Given task:
Quote the listing below in its entirety.

Extracted material:
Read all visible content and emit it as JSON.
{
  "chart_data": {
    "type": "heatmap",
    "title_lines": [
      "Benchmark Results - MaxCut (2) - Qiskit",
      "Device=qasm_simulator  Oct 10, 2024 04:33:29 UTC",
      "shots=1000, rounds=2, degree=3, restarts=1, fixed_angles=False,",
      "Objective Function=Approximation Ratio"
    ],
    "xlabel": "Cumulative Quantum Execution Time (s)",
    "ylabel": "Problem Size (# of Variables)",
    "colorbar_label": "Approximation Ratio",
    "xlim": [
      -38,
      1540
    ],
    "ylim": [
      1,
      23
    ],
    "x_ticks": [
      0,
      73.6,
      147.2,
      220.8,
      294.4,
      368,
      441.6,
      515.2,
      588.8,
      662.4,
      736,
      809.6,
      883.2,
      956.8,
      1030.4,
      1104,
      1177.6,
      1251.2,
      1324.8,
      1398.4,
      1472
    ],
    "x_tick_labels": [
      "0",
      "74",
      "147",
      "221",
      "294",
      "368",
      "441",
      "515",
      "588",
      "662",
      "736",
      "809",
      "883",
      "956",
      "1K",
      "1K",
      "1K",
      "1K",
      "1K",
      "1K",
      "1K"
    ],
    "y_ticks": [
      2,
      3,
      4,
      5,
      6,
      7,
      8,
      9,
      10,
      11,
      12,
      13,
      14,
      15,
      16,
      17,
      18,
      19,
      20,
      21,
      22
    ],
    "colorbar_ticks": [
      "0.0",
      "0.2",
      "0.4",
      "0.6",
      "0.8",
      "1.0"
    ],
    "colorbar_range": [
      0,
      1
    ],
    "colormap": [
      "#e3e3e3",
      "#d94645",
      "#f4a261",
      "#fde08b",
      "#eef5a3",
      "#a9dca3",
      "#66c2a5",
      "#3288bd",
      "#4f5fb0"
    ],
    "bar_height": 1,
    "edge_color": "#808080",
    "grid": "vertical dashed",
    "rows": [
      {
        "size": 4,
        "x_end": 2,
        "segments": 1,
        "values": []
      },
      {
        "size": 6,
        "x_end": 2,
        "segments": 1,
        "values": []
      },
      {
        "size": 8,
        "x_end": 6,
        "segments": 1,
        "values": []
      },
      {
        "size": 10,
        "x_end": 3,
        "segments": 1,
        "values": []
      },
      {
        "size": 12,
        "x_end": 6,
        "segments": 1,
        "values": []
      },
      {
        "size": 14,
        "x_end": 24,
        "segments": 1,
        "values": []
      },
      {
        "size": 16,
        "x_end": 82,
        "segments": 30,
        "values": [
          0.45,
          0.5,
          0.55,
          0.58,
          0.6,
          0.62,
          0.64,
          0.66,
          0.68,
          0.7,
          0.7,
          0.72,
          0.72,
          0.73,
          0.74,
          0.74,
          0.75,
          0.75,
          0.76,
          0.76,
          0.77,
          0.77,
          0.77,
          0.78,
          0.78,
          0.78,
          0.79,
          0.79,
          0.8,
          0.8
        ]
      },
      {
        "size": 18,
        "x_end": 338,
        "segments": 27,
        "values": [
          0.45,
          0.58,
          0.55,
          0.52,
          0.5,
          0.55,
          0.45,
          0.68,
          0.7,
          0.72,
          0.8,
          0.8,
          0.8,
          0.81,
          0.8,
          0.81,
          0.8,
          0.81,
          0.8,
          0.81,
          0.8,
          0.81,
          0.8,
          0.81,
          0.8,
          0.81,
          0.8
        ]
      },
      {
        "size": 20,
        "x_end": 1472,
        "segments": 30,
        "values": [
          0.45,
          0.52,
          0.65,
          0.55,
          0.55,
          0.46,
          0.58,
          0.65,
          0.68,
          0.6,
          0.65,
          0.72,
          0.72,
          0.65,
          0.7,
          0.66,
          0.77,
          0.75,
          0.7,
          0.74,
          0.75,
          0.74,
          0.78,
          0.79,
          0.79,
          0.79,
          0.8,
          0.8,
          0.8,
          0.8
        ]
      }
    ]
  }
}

Result of this exercise:
Read all visible content and emit it as JSON.
{
  "chart_data": {
    "type": "heatmap",
    "title_lines": [
      "Benchmark Results - MaxCut (2) - Qiskit",
      "Device=qasm_simulator  Oct 10, 2024 04:33:29 UTC",
      "shots=1000, rounds=2, degree=3, restarts=1, fixed_angles=False,",
      "Objective Function=Approximation Ratio"
    ],
    "xlabel": "Cumulative Quantum Execution Time (s)",
    "ylabel": "Problem Size (# of Variables)",
    "colorbar_label": "Approximation Ratio",
    "xlim": [
      -38,
      1540
    ],
    "ylim": [
      1,
      23
    ],
    "x_ticks": [
      0,
      73.6,
      147.2,
      220.8,
      294.4,
      368,
      441.6,
      515.2,
      588.8,
      662.4,
      736,
      809.6,
      883.2,
      956.8,
      1030.4,
      1104,
      1177.6,
      1251.2,
      1324.8,
      1398.4,
      1472
    ],
    "x_tick_labels": [
      "0",
      "74",
      "147",
      "221",
      "294",
      "368",
      "441",
      "515",
      "588",
      "662",
      "736",
      "809",
      "883",
      "956",
      "1K",
      "1K",
      "1K",
      "1K",
      "1K",
      "1K",
      "1K"
    ],
    "y_ticks": [
      2,
      3,
      4,
      5,
      6,
      7,
      8,
      9,
      10,
      11,
      12,
      13,
      14,
      15,
      16,
      17,
      18,
      19,
      20,
      21,
      22
    ],
    "colorbar_ticks": [
      "0.0",
      "0.2",
      "0.4",
      "0.6",
      "0.8",
      "1.0"
    ],
    "colorbar_range": [
      0,
      1
    ],
    "colormap": [
      "#e3e3e3",
      "#d94645",
      "#f4a261",
      "#fde08b",
      "#eef5a3",
      "#a9dca3",
      "#66c2a5",
      "#3288bd",
      "#4f5fb0"
    ],
    "bar_height": 1,
    "edge_color": "#808080",
    "grid": "vertical dashed",
    "rows": [
      {
        "size": 4,
        "x_end": 2,
        "segments": 1,
        "values": []
      },
      {
        "size": 6,
        "x_end": 2,
        "segments": 1,
        "values": []
      },
      {
        "size": 8,
        "x_end": 6,
        "segments": 1,
        "values": []
      },
      {
        "size": 10,
        "x_end": 3,
        "segments": 1,
        "values": []
      },
      {
        "size": 12,
        "x_end": 6,
        "segments": 1,
        "values": []
      },
      {
        "size": 14,
        "x_end": 24,
        "segments": 1,
        "values": []
      },
      {
        "size": 16,
        "x_end": 82,
        "segments": 30,
        "values": [
          0.45,
          0.5,
          0.55,
          0.58,
          0.6,
          0.62,
          0.64,
          0.66,
          0.68,
          0.7,
          0.7,
          0.72,
          0.72,
          0.73,
          0.74,
          0.74,
          0.75,
          0.75,
          0.76,
          0.76,
          0.77,
          0.77,
          0.77,
          0.78,
          0.78,
          0.78,
          0.79,
          0.79,
          0.8,
          0.8
        ]
      },
      {
        "size": 18,
        "x_end": 338,
        "segments": 27,
        "values": [
          0.45,
          0.58,
          0.55,
          0.52,
          0.5,
          0.55,
          0.45,
          0.68,
          0.7,
          0.72,
          0.8,
          0.8,
          0.8,
          0.81,
          0.8,
          0.81,
          0.8,
          0.81,
          0.8,
          0.81,
          0.8,
          0.81,
          0.8,
          0.81,
          0.8,
          0.81,
          0.8
        ]
      },
      {
        "size": 20,
        "x_end": 1472,
        "segments": 30,
        "values": [
          0.45,
          0.52,
          0.65,
          0.55,
          0.55,
          0.46,
          0.58,
          0.65,
          0.68,
          0.6,
          0.65,
          0.72,
          0.72,
          0.65,
          0.7,
          0.66,
          0.77,
          0.75,
          0.7,
          0.74,
          0.75,
          0.74,
          0.78,
          0.79,
          0.79,
          0.79,
          0.8,
          0.8,
          0.8,
          0.8
        ]
      }
    ]
  }
}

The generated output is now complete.